Copy out each line exactly; pictures stay out of the copy.

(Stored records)

____

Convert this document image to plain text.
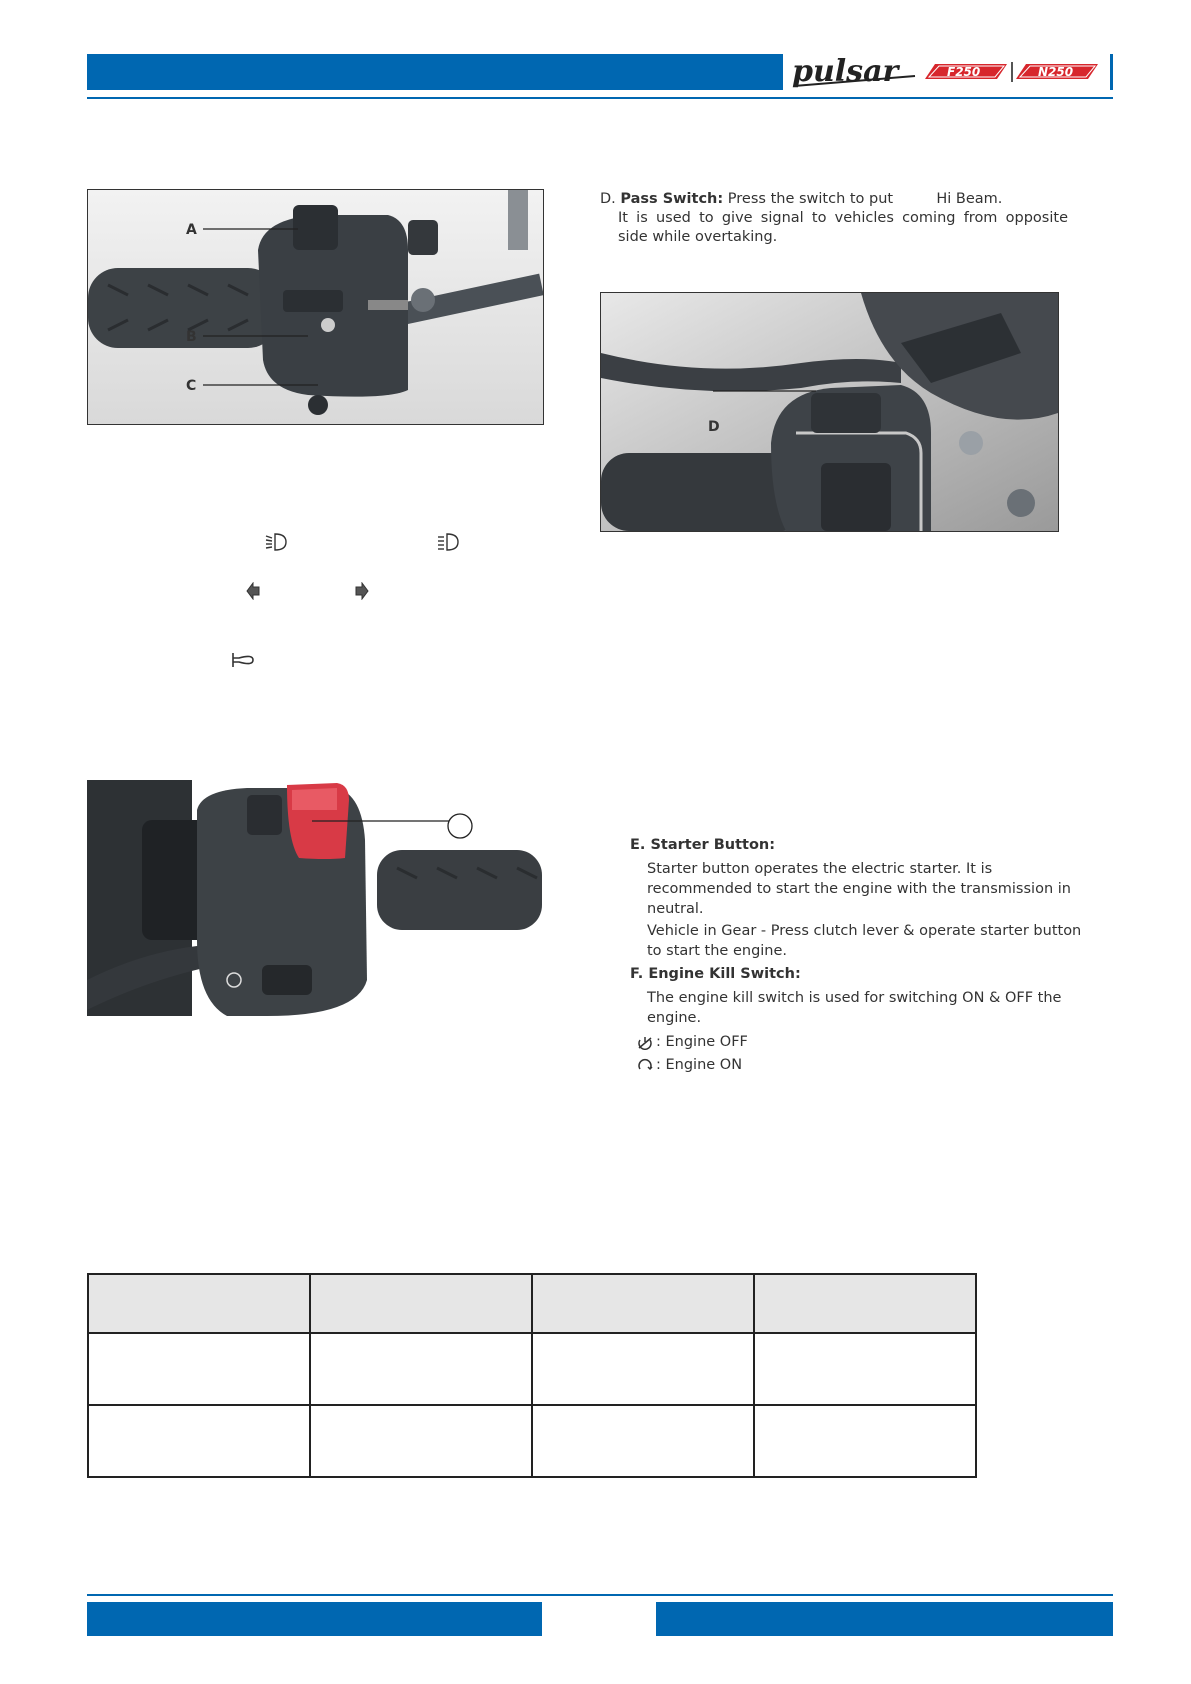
pulsar	F250	N250
A
B
C
D. Pass Switch: Press the switch to put	Hi Beam.
It is used to give signal to vehicles coming from opposite
side while overtaking.
D
E. Starter Button:
Starter button operates the electric starter. It is
recommended to start the engine with the transmission in
neutral.
Vehicle in Gear - Press clutch lever & operate starter button
to start the engine.
F. Engine Kill Switch:
The engine kill switch is used for switching ON & OFF the
engine.
: Engine OFF
: Engine ON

____

## CORRECT RESPONSE
Convert this document image to plain text.
pulsar	F250	N250
A
B
C
D. Pass Switch: Press the switch to put	Hi Beam.
It is used to give signal to vehicles coming from opposite
side while overtaking.
D
E. Starter Button:
Starter button operates the electric starter. It is
recommended to start the engine with the transmission in
neutral.
Vehicle in Gear - Press clutch lever & operate starter button
to start the engine.
F. Engine Kill Switch:
The engine kill switch is used for switching ON & OFF the
engine.
: Engine OFF
: Engine ON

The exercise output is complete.